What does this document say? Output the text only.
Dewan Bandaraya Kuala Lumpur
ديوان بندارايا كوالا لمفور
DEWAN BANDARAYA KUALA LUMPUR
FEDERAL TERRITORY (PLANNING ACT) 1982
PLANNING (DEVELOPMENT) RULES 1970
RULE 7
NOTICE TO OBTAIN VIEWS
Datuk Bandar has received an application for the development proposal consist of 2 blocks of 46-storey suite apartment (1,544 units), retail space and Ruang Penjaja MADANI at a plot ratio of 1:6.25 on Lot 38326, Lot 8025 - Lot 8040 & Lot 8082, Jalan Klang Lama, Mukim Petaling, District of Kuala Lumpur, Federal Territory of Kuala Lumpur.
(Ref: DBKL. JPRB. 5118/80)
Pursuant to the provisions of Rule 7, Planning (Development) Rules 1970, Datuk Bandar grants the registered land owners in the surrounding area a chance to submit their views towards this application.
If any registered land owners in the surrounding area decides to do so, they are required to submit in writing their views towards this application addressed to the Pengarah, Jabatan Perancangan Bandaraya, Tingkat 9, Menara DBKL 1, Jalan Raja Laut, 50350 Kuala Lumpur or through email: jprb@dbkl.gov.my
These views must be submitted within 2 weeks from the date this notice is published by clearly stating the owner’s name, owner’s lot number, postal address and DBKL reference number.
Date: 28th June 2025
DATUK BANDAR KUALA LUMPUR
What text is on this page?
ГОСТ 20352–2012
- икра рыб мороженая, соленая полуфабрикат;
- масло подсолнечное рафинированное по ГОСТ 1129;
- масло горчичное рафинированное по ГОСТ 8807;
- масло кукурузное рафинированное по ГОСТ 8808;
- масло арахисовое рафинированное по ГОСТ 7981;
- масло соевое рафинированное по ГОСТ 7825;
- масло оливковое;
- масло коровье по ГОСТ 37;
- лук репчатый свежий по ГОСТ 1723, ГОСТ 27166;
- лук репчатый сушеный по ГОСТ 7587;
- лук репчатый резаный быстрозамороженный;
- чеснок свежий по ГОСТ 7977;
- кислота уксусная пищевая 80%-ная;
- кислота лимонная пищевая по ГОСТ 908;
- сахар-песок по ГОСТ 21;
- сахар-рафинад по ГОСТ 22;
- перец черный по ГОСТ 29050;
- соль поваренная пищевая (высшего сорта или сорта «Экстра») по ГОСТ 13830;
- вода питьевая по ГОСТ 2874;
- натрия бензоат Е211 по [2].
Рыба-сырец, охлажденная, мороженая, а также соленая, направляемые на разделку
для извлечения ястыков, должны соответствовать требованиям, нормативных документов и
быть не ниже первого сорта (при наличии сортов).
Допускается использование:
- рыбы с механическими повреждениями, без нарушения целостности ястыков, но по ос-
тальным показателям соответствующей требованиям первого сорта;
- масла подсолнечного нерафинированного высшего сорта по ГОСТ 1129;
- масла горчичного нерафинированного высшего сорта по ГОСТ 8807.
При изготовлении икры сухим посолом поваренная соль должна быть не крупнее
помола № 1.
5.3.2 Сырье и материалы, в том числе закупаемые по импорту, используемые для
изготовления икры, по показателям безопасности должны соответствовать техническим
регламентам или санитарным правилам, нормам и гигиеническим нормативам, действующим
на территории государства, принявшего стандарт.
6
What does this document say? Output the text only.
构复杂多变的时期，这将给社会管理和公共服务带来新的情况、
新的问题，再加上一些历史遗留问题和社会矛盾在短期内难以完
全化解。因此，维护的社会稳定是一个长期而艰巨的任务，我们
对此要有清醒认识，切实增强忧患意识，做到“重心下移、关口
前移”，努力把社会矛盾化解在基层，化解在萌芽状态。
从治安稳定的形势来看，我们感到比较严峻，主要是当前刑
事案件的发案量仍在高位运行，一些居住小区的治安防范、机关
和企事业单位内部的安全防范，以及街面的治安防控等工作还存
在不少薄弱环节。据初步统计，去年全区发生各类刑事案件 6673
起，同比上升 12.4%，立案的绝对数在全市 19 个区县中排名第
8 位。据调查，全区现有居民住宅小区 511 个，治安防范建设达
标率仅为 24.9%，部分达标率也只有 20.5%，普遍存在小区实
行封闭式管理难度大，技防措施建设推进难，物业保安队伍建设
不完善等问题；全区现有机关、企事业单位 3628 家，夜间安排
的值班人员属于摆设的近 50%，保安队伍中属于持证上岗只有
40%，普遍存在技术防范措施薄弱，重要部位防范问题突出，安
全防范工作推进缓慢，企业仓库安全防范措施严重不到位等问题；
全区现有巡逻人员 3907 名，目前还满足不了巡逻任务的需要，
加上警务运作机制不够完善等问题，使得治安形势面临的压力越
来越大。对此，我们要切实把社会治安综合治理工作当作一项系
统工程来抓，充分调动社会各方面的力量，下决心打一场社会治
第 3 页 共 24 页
· · · · · · ·
* [REQUIRED TASK]: Look through the material and say how many lines hold "первого". Give the number only.

* [EXERCISE SOLUTION]: 2